>> START

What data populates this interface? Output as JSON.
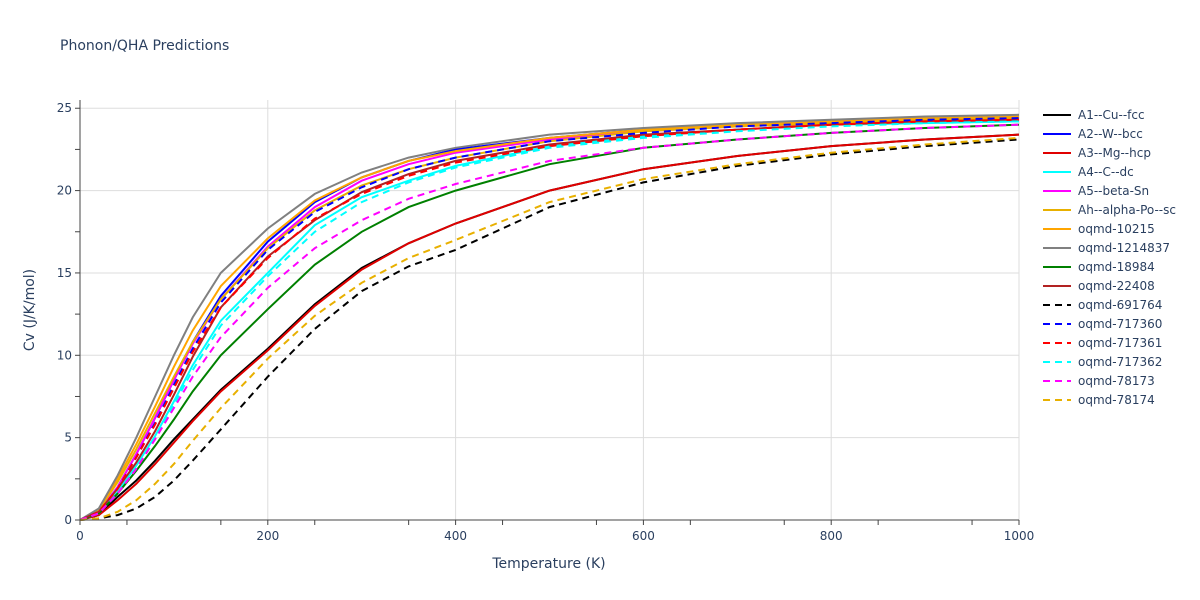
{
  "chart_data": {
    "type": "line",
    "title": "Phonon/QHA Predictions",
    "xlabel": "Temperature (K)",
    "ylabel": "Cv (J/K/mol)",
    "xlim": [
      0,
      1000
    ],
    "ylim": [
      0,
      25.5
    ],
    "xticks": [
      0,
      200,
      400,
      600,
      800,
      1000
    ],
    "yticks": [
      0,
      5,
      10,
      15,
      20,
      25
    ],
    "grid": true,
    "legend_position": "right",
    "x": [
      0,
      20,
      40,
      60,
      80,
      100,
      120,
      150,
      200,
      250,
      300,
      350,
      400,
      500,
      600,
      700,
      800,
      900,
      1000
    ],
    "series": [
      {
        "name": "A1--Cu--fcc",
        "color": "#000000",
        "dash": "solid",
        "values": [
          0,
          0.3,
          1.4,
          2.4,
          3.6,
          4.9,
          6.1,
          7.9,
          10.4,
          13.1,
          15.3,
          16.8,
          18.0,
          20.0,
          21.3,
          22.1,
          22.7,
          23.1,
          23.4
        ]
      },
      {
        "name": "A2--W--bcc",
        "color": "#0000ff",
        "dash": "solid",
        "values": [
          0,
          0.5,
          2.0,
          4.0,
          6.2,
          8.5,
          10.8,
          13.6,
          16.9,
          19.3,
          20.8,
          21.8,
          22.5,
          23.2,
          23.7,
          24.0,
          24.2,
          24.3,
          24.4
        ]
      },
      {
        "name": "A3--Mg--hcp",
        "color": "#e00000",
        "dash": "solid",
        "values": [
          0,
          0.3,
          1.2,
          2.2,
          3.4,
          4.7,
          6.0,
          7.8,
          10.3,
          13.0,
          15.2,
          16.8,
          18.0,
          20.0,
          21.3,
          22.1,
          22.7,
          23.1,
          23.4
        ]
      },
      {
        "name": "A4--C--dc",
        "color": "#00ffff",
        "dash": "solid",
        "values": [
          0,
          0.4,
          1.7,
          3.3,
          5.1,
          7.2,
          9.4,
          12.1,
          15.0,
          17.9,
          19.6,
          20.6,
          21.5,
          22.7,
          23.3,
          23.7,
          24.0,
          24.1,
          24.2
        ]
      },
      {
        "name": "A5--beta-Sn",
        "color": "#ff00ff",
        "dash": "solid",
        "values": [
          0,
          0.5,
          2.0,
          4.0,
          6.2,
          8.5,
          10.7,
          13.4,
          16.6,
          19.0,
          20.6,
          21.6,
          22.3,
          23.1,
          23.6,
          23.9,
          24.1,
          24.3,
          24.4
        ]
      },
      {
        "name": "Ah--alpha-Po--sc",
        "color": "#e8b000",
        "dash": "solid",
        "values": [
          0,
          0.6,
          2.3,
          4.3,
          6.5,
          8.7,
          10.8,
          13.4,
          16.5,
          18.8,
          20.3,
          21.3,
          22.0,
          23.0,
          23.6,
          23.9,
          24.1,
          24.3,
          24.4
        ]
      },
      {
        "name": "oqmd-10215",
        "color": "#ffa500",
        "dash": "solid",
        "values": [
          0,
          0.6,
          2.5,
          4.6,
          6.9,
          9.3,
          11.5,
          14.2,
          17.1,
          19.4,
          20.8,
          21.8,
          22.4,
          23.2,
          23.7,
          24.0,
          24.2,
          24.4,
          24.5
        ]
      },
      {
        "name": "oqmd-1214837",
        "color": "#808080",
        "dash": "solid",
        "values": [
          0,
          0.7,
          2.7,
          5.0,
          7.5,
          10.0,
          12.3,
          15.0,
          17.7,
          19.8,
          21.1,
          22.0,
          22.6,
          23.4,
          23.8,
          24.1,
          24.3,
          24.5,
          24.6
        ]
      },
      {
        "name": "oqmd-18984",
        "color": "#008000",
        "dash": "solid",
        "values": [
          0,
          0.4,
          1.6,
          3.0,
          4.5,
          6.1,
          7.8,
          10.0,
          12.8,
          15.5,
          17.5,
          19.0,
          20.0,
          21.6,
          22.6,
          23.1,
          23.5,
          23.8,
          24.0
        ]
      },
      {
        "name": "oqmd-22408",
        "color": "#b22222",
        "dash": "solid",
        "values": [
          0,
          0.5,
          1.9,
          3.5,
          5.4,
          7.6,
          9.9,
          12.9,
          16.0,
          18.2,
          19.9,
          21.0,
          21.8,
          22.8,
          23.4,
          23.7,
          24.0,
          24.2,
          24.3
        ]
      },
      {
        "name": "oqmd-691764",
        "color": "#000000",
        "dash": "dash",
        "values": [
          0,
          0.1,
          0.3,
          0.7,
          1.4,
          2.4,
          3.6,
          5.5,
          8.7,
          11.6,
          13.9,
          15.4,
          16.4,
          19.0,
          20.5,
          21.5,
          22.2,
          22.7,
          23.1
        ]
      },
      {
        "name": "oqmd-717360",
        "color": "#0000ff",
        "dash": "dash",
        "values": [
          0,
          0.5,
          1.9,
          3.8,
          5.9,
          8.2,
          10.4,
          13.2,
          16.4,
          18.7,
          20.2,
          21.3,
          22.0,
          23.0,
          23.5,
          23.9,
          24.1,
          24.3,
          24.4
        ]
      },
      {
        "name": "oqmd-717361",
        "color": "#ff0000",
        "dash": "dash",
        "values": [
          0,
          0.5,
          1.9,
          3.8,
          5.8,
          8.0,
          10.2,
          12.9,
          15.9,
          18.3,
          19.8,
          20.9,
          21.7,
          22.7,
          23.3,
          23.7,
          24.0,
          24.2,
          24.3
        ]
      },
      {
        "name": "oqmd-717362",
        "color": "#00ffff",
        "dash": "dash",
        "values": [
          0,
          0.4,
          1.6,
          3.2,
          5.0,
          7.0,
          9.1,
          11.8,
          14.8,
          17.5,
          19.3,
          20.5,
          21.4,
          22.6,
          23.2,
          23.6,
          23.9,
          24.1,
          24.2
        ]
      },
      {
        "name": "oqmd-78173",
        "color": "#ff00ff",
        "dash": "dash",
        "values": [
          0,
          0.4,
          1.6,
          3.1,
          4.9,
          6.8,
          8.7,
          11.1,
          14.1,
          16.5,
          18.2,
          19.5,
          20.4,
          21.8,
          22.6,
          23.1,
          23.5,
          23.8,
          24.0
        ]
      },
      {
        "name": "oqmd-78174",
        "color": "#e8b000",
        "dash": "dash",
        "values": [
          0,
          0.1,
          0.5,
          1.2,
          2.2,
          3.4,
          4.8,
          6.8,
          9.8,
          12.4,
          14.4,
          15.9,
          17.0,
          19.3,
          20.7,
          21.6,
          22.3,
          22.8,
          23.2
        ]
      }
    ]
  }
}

>> END
>> START

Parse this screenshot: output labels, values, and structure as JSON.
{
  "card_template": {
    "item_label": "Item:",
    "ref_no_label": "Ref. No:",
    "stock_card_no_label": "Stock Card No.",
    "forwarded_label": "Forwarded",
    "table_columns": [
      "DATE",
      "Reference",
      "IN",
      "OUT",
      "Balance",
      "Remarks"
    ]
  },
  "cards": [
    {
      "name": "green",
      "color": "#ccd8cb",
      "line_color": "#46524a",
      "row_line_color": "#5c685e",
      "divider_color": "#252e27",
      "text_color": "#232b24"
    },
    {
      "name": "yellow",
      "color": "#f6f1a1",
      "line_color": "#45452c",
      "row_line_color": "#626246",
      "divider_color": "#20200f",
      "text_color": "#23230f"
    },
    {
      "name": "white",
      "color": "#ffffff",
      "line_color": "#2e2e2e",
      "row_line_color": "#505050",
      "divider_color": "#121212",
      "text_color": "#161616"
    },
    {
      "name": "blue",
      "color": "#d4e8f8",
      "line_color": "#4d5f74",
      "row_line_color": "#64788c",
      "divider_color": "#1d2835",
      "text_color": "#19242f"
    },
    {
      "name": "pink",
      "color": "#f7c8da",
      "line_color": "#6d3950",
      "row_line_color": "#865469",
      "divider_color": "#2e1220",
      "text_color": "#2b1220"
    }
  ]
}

>> END

» Aim: Determine how many lines of the listing hold the word "JSON" and reply with that figure alone.

» Expected answer: 2